Task to carry out ▸ Where a line in the listing contains the string "crème", copy that line out.

Given records ▸
* Begin *

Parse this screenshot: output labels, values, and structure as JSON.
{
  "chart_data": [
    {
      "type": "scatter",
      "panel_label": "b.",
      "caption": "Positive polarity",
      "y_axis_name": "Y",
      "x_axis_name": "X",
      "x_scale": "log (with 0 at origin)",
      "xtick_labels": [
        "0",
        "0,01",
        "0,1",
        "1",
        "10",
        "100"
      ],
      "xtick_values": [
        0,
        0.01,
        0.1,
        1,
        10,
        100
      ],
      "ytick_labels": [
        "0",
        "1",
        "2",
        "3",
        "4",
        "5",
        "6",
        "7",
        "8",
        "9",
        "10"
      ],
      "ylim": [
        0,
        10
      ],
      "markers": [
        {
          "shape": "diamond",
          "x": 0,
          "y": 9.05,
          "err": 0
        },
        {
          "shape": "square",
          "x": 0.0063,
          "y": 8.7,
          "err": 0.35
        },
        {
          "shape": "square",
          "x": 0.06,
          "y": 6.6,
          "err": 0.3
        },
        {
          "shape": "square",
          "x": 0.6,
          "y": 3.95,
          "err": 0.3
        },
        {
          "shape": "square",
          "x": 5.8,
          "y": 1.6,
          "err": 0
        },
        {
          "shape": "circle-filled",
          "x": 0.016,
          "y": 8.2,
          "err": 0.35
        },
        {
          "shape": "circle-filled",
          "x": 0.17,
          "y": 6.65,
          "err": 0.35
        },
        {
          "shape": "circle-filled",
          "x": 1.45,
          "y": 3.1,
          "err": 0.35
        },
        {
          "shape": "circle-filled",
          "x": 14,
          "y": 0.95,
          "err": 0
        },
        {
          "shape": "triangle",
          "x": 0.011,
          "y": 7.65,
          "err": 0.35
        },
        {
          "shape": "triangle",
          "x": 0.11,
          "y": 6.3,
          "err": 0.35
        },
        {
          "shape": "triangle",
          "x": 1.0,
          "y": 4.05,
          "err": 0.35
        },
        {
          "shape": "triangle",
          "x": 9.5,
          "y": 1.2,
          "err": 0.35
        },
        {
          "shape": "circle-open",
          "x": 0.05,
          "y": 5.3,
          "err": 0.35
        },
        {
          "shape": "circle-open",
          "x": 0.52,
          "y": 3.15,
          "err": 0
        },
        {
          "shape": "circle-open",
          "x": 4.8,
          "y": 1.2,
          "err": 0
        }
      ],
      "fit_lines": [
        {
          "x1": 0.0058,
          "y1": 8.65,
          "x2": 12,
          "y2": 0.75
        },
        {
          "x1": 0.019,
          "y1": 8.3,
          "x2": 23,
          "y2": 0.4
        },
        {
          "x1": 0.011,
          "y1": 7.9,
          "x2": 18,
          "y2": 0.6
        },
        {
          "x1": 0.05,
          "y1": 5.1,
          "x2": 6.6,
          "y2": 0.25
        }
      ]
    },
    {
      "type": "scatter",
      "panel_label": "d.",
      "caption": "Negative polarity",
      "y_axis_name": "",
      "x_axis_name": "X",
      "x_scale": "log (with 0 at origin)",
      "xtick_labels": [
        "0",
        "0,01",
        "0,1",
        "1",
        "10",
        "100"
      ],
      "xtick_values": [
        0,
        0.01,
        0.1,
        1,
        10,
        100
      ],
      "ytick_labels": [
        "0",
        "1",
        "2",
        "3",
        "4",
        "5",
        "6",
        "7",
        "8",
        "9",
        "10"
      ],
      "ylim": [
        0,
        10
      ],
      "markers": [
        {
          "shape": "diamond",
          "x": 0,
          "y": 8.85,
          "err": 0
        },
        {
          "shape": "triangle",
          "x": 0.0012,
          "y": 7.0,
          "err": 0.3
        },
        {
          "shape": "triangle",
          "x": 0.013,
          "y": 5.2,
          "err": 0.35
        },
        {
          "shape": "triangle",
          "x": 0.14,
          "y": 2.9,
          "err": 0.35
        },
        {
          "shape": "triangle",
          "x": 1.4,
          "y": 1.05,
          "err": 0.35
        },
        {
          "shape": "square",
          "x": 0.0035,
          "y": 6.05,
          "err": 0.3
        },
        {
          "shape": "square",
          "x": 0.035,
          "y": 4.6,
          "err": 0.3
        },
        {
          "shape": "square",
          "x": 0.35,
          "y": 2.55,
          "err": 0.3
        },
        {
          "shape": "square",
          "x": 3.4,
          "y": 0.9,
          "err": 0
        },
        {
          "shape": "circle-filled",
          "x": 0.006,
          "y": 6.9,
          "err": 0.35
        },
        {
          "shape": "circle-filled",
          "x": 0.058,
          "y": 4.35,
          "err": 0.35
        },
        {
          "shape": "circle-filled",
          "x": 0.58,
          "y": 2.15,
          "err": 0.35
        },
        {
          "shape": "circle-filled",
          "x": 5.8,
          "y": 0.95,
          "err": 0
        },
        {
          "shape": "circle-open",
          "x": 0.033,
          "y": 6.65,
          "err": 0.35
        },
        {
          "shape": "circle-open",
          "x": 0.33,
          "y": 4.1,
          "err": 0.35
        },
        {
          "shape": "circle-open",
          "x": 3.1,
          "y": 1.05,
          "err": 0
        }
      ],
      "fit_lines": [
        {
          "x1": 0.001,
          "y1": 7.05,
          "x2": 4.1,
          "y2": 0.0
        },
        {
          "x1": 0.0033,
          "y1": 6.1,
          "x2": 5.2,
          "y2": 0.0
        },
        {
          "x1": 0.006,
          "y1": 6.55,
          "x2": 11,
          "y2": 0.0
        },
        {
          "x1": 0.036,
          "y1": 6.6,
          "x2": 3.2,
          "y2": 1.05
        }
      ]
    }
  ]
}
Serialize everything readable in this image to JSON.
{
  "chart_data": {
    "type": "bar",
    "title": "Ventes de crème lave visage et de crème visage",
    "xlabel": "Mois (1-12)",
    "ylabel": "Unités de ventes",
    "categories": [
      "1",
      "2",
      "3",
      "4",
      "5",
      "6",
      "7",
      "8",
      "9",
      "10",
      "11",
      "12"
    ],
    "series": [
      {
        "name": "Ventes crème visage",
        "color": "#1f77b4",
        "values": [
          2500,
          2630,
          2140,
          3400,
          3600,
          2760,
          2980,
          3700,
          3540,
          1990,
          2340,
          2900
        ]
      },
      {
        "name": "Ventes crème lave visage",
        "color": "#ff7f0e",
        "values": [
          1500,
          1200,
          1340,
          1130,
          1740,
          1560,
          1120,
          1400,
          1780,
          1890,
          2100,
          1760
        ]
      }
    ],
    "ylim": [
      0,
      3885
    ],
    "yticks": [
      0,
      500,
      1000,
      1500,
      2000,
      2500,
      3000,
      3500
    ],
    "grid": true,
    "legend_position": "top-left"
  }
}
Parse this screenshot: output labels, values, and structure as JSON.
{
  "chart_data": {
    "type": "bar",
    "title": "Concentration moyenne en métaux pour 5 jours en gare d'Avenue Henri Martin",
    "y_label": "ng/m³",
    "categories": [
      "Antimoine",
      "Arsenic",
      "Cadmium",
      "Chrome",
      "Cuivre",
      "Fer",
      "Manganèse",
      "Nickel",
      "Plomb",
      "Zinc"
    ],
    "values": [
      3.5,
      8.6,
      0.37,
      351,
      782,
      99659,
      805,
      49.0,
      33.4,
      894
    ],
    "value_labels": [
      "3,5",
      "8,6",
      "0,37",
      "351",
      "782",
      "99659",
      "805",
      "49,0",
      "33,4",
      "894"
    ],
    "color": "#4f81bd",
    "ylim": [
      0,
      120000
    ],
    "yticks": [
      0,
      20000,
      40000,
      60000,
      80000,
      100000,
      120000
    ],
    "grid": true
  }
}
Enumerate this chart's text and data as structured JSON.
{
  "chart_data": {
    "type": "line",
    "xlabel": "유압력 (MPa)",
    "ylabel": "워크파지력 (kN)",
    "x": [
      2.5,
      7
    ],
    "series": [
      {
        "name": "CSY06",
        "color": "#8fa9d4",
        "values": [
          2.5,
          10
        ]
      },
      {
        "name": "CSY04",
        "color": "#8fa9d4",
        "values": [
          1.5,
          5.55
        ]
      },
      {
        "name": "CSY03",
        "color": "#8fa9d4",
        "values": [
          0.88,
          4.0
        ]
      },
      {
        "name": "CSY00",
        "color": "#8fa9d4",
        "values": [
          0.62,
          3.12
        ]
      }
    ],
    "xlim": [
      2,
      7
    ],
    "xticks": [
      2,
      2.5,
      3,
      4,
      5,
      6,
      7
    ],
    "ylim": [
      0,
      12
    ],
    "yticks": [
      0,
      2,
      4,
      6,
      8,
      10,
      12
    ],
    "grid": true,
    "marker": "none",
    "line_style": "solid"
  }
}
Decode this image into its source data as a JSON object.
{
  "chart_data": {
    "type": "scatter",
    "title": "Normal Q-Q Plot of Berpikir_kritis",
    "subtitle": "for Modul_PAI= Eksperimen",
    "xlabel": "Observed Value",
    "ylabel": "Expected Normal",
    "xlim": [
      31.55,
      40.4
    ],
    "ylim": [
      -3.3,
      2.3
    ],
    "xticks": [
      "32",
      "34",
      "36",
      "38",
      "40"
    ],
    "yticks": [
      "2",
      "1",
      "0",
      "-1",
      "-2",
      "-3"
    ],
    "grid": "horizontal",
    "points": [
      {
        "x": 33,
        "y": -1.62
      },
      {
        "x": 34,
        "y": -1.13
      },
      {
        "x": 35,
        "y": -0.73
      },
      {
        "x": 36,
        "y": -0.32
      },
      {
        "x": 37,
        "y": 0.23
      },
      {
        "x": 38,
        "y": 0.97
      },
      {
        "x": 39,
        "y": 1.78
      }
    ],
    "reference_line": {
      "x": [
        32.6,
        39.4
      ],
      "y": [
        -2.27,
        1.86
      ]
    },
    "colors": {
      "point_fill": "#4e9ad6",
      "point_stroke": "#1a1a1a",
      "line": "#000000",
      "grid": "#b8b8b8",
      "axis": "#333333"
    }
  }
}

* End *

Result below ▸
    "title": "Ventes de crème lave visage et de crème visage",
        "name": "Ventes crème visage",
        "name": "Ventes crème lave visage",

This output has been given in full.